# GIVEN INSTRUCTION
Pictures do not belong in the copy, so please give every entry below again exactly.

◇ ◇ ◇ ◇ ◇ ◇ ◇

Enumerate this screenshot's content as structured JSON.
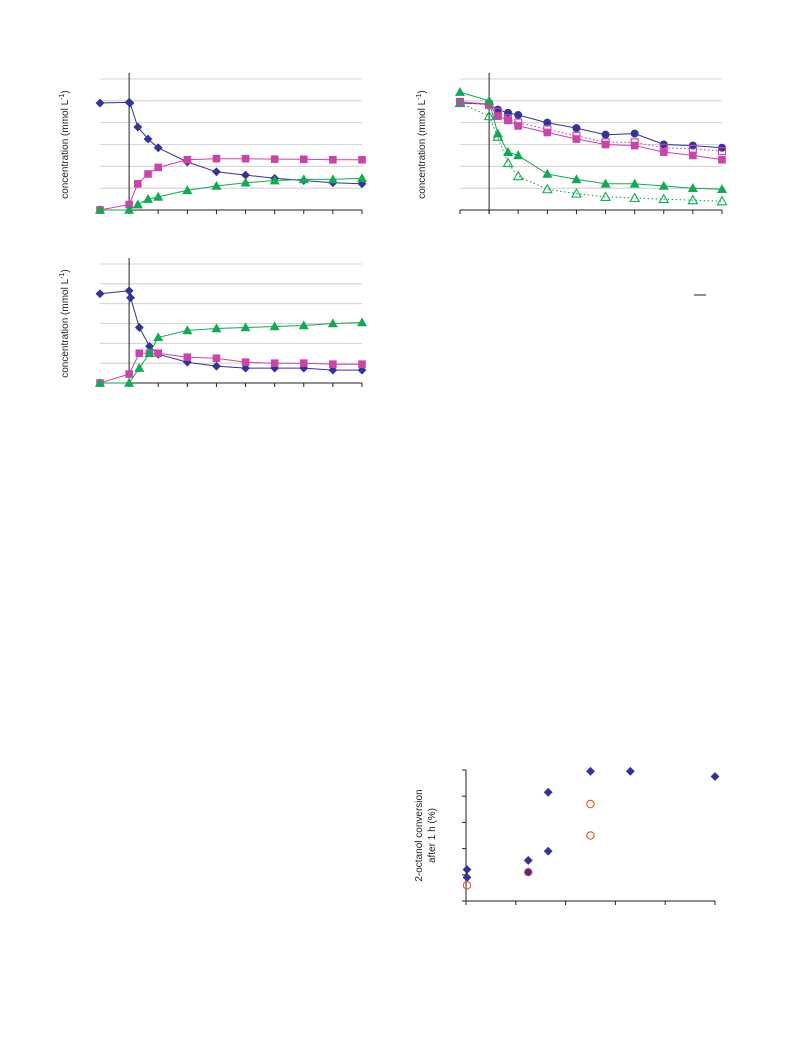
{
  "colors": {
    "blue": "#333399",
    "magenta": "#cc44aa",
    "green": "#11aa55",
    "orange": "#e05533",
    "grid": "#c8c8c8",
    "axis": "#222222"
  },
  "chart_data": [
    {
      "id": "chart-top-left",
      "type": "line",
      "ylabel": "concentration (mmol L",
      "ylabel_sup": "-1",
      "ylabel_suffix": ")",
      "xlim": [
        0,
        9
      ],
      "ylim": [
        0,
        6
      ],
      "grid": true,
      "vline_x": 1,
      "series": [
        {
          "marker": "diamond",
          "color": "blue",
          "filled": true,
          "dotted": false,
          "x": [
            0,
            1,
            1.03,
            1.3,
            1.65,
            2,
            3,
            4,
            5,
            6,
            7,
            8,
            9
          ],
          "y": [
            4.9,
            4.93,
            4.9,
            3.8,
            3.25,
            2.85,
            2.2,
            1.75,
            1.6,
            1.45,
            1.35,
            1.25,
            1.2
          ]
        },
        {
          "marker": "square",
          "color": "magenta",
          "filled": true,
          "dotted": false,
          "x": [
            0,
            1,
            1.3,
            1.65,
            2,
            3,
            4,
            5,
            6,
            7,
            8,
            9
          ],
          "y": [
            0,
            0.25,
            1.2,
            1.65,
            1.95,
            2.3,
            2.35,
            2.35,
            2.33,
            2.32,
            2.3,
            2.3
          ]
        },
        {
          "marker": "triangle",
          "color": "green",
          "filled": true,
          "dotted": false,
          "x": [
            0,
            1,
            1.3,
            1.65,
            2,
            3,
            4,
            5,
            6,
            7,
            8,
            9
          ],
          "y": [
            0,
            0,
            0.25,
            0.5,
            0.6,
            0.9,
            1.1,
            1.25,
            1.35,
            1.4,
            1.4,
            1.45
          ]
        }
      ]
    },
    {
      "id": "chart-top-right",
      "type": "line",
      "ylabel": "concentration (mmol L",
      "ylabel_sup": "-1",
      "ylabel_suffix": ")",
      "xlim": [
        0,
        9
      ],
      "ylim": [
        0,
        6
      ],
      "grid": true,
      "vline_x": 1,
      "series": [
        {
          "marker": "circle",
          "color": "blue",
          "filled": true,
          "dotted": false,
          "x": [
            0,
            1,
            1.3,
            1.65,
            2,
            3,
            4,
            5,
            6,
            7,
            8,
            9
          ],
          "y": [
            4.9,
            4.85,
            4.6,
            4.45,
            4.35,
            4.0,
            3.75,
            3.45,
            3.5,
            3.0,
            2.95,
            2.85
          ]
        },
        {
          "marker": "square",
          "color": "magenta",
          "filled": true,
          "dotted": false,
          "x": [
            0,
            1,
            1.3,
            1.65,
            2,
            3,
            4,
            5,
            6,
            7,
            8,
            9
          ],
          "y": [
            4.95,
            4.85,
            4.3,
            4.1,
            3.85,
            3.55,
            3.25,
            3.0,
            2.95,
            2.65,
            2.5,
            2.3
          ]
        },
        {
          "marker": "square",
          "color": "magenta",
          "filled": false,
          "dotted": true,
          "x": [
            0,
            1,
            1.3,
            1.65,
            2,
            3,
            4,
            5,
            6,
            7,
            8,
            9
          ],
          "y": [
            4.95,
            4.8,
            4.5,
            4.2,
            4.0,
            3.7,
            3.4,
            3.1,
            3.1,
            2.85,
            2.8,
            2.7
          ]
        },
        {
          "marker": "triangle",
          "color": "green",
          "filled": true,
          "dotted": false,
          "x": [
            0,
            1,
            1.3,
            1.65,
            2,
            3,
            4,
            5,
            6,
            7,
            8,
            9
          ],
          "y": [
            5.4,
            5.0,
            3.5,
            2.65,
            2.5,
            1.65,
            1.4,
            1.2,
            1.2,
            1.1,
            1.0,
            0.95
          ]
        },
        {
          "marker": "triangle",
          "color": "green",
          "filled": false,
          "dotted": true,
          "x": [
            0,
            1,
            1.3,
            1.65,
            2,
            3,
            4,
            5,
            6,
            7,
            8,
            9
          ],
          "y": [
            4.9,
            4.3,
            3.35,
            2.15,
            1.55,
            0.95,
            0.75,
            0.6,
            0.55,
            0.5,
            0.45,
            0.4
          ]
        }
      ]
    },
    {
      "id": "chart-middle-left",
      "type": "line",
      "ylabel": "concentration (mmol L",
      "ylabel_sup": "-1",
      "ylabel_suffix": ")",
      "xlim": [
        0,
        9
      ],
      "ylim": [
        0,
        6
      ],
      "grid": true,
      "vline_x": 1,
      "series": [
        {
          "marker": "diamond",
          "color": "blue",
          "filled": true,
          "dotted": false,
          "x": [
            0,
            1,
            1.05,
            1.35,
            1.7,
            2,
            3,
            4,
            5,
            6,
            7,
            8,
            9
          ],
          "y": [
            4.5,
            4.65,
            4.3,
            2.8,
            1.85,
            1.45,
            1.05,
            0.85,
            0.75,
            0.75,
            0.75,
            0.65,
            0.65
          ]
        },
        {
          "marker": "square",
          "color": "magenta",
          "filled": true,
          "dotted": false,
          "x": [
            0,
            1,
            1.35,
            1.7,
            2,
            3,
            4,
            5,
            6,
            7,
            8,
            9
          ],
          "y": [
            0,
            0.45,
            1.5,
            1.5,
            1.5,
            1.3,
            1.25,
            1.05,
            1.0,
            1.0,
            0.95,
            0.95
          ]
        },
        {
          "marker": "triangle",
          "color": "green",
          "filled": true,
          "dotted": false,
          "x": [
            0,
            1,
            1.35,
            1.7,
            2,
            3,
            4,
            5,
            6,
            7,
            8,
            9
          ],
          "y": [
            0,
            0,
            0.75,
            1.5,
            2.3,
            2.65,
            2.75,
            2.8,
            2.85,
            2.9,
            3.0,
            3.05
          ]
        }
      ]
    },
    {
      "id": "chart-bottom-right",
      "type": "scatter",
      "ylabel": "2-octanol conversion",
      "ylabel_line2": "after 1 h (%)",
      "xlim": [
        0,
        5
      ],
      "ylim": [
        0,
        100
      ],
      "grid": false,
      "series": [
        {
          "marker": "diamond",
          "color": "blue",
          "filled": true,
          "x": [
            0.02,
            0.02,
            1.25,
            1.25,
            1.65,
            1.65,
            2.5,
            3.3,
            5.0
          ],
          "y": [
            18,
            24,
            22,
            31,
            38,
            83,
            99,
            99,
            95
          ]
        },
        {
          "marker": "circle",
          "color": "orange",
          "filled": false,
          "x": [
            0.02,
            1.25,
            2.5,
            2.5
          ],
          "y": [
            12,
            22,
            50,
            74
          ]
        }
      ]
    }
  ]
}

◇ ◇ ◇ ◇ ◇ ◇ ◇

# EXERCISE ANSWER
Enumerate this screenshot's content as structured JSON.
{
  "colors": {
    "blue": "#333399",
    "magenta": "#cc44aa",
    "green": "#11aa55",
    "orange": "#e05533",
    "grid": "#c8c8c8",
    "axis": "#222222"
  },
  "chart_data": [
    {
      "id": "chart-top-left",
      "type": "line",
      "ylabel": "concentration (mmol L",
      "ylabel_sup": "-1",
      "ylabel_suffix": ")",
      "xlim": [
        0,
        9
      ],
      "ylim": [
        0,
        6
      ],
      "grid": true,
      "vline_x": 1,
      "series": [
        {
          "marker": "diamond",
          "color": "blue",
          "filled": true,
          "dotted": false,
          "x": [
            0,
            1,
            1.03,
            1.3,
            1.65,
            2,
            3,
            4,
            5,
            6,
            7,
            8,
            9
          ],
          "y": [
            4.9,
            4.93,
            4.9,
            3.8,
            3.25,
            2.85,
            2.2,
            1.75,
            1.6,
            1.45,
            1.35,
            1.25,
            1.2
          ]
        },
        {
          "marker": "square",
          "color": "magenta",
          "filled": true,
          "dotted": false,
          "x": [
            0,
            1,
            1.3,
            1.65,
            2,
            3,
            4,
            5,
            6,
            7,
            8,
            9
          ],
          "y": [
            0,
            0.25,
            1.2,
            1.65,
            1.95,
            2.3,
            2.35,
            2.35,
            2.33,
            2.32,
            2.3,
            2.3
          ]
        },
        {
          "marker": "triangle",
          "color": "green",
          "filled": true,
          "dotted": false,
          "x": [
            0,
            1,
            1.3,
            1.65,
            2,
            3,
            4,
            5,
            6,
            7,
            8,
            9
          ],
          "y": [
            0,
            0,
            0.25,
            0.5,
            0.6,
            0.9,
            1.1,
            1.25,
            1.35,
            1.4,
            1.4,
            1.45
          ]
        }
      ]
    },
    {
      "id": "chart-top-right",
      "type": "line",
      "ylabel": "concentration (mmol L",
      "ylabel_sup": "-1",
      "ylabel_suffix": ")",
      "xlim": [
        0,
        9
      ],
      "ylim": [
        0,
        6
      ],
      "grid": true,
      "vline_x": 1,
      "series": [
        {
          "marker": "circle",
          "color": "blue",
          "filled": true,
          "dotted": false,
          "x": [
            0,
            1,
            1.3,
            1.65,
            2,
            3,
            4,
            5,
            6,
            7,
            8,
            9
          ],
          "y": [
            4.9,
            4.85,
            4.6,
            4.45,
            4.35,
            4.0,
            3.75,
            3.45,
            3.5,
            3.0,
            2.95,
            2.85
          ]
        },
        {
          "marker": "square",
          "color": "magenta",
          "filled": true,
          "dotted": false,
          "x": [
            0,
            1,
            1.3,
            1.65,
            2,
            3,
            4,
            5,
            6,
            7,
            8,
            9
          ],
          "y": [
            4.95,
            4.85,
            4.3,
            4.1,
            3.85,
            3.55,
            3.25,
            3.0,
            2.95,
            2.65,
            2.5,
            2.3
          ]
        },
        {
          "marker": "square",
          "color": "magenta",
          "filled": false,
          "dotted": true,
          "x": [
            0,
            1,
            1.3,
            1.65,
            2,
            3,
            4,
            5,
            6,
            7,
            8,
            9
          ],
          "y": [
            4.95,
            4.8,
            4.5,
            4.2,
            4.0,
            3.7,
            3.4,
            3.1,
            3.1,
            2.85,
            2.8,
            2.7
          ]
        },
        {
          "marker": "triangle",
          "color": "green",
          "filled": true,
          "dotted": false,
          "x": [
            0,
            1,
            1.3,
            1.65,
            2,
            3,
            4,
            5,
            6,
            7,
            8,
            9
          ],
          "y": [
            5.4,
            5.0,
            3.5,
            2.65,
            2.5,
            1.65,
            1.4,
            1.2,
            1.2,
            1.1,
            1.0,
            0.95
          ]
        },
        {
          "marker": "triangle",
          "color": "green",
          "filled": false,
          "dotted": true,
          "x": [
            0,
            1,
            1.3,
            1.65,
            2,
            3,
            4,
            5,
            6,
            7,
            8,
            9
          ],
          "y": [
            4.9,
            4.3,
            3.35,
            2.15,
            1.55,
            0.95,
            0.75,
            0.6,
            0.55,
            0.5,
            0.45,
            0.4
          ]
        }
      ]
    },
    {
      "id": "chart-middle-left",
      "type": "line",
      "ylabel": "concentration (mmol L",
      "ylabel_sup": "-1",
      "ylabel_suffix": ")",
      "xlim": [
        0,
        9
      ],
      "ylim": [
        0,
        6
      ],
      "grid": true,
      "vline_x": 1,
      "series": [
        {
          "marker": "diamond",
          "color": "blue",
          "filled": true,
          "dotted": false,
          "x": [
            0,
            1,
            1.05,
            1.35,
            1.7,
            2,
            3,
            4,
            5,
            6,
            7,
            8,
            9
          ],
          "y": [
            4.5,
            4.65,
            4.3,
            2.8,
            1.85,
            1.45,
            1.05,
            0.85,
            0.75,
            0.75,
            0.75,
            0.65,
            0.65
          ]
        },
        {
          "marker": "square",
          "color": "magenta",
          "filled": true,
          "dotted": false,
          "x": [
            0,
            1,
            1.35,
            1.7,
            2,
            3,
            4,
            5,
            6,
            7,
            8,
            9
          ],
          "y": [
            0,
            0.45,
            1.5,
            1.5,
            1.5,
            1.3,
            1.25,
            1.05,
            1.0,
            1.0,
            0.95,
            0.95
          ]
        },
        {
          "marker": "triangle",
          "color": "green",
          "filled": true,
          "dotted": false,
          "x": [
            0,
            1,
            1.35,
            1.7,
            2,
            3,
            4,
            5,
            6,
            7,
            8,
            9
          ],
          "y": [
            0,
            0,
            0.75,
            1.5,
            2.3,
            2.65,
            2.75,
            2.8,
            2.85,
            2.9,
            3.0,
            3.05
          ]
        }
      ]
    },
    {
      "id": "chart-bottom-right",
      "type": "scatter",
      "ylabel": "2-octanol conversion",
      "ylabel_line2": "after 1 h (%)",
      "xlim": [
        0,
        5
      ],
      "ylim": [
        0,
        100
      ],
      "grid": false,
      "series": [
        {
          "marker": "diamond",
          "color": "blue",
          "filled": true,
          "x": [
            0.02,
            0.02,
            1.25,
            1.25,
            1.65,
            1.65,
            2.5,
            3.3,
            5.0
          ],
          "y": [
            18,
            24,
            22,
            31,
            38,
            83,
            99,
            99,
            95
          ]
        },
        {
          "marker": "circle",
          "color": "orange",
          "filled": false,
          "x": [
            0.02,
            1.25,
            2.5,
            2.5
          ],
          "y": [
            12,
            22,
            50,
            74
          ]
        }
      ]
    }
  ]
}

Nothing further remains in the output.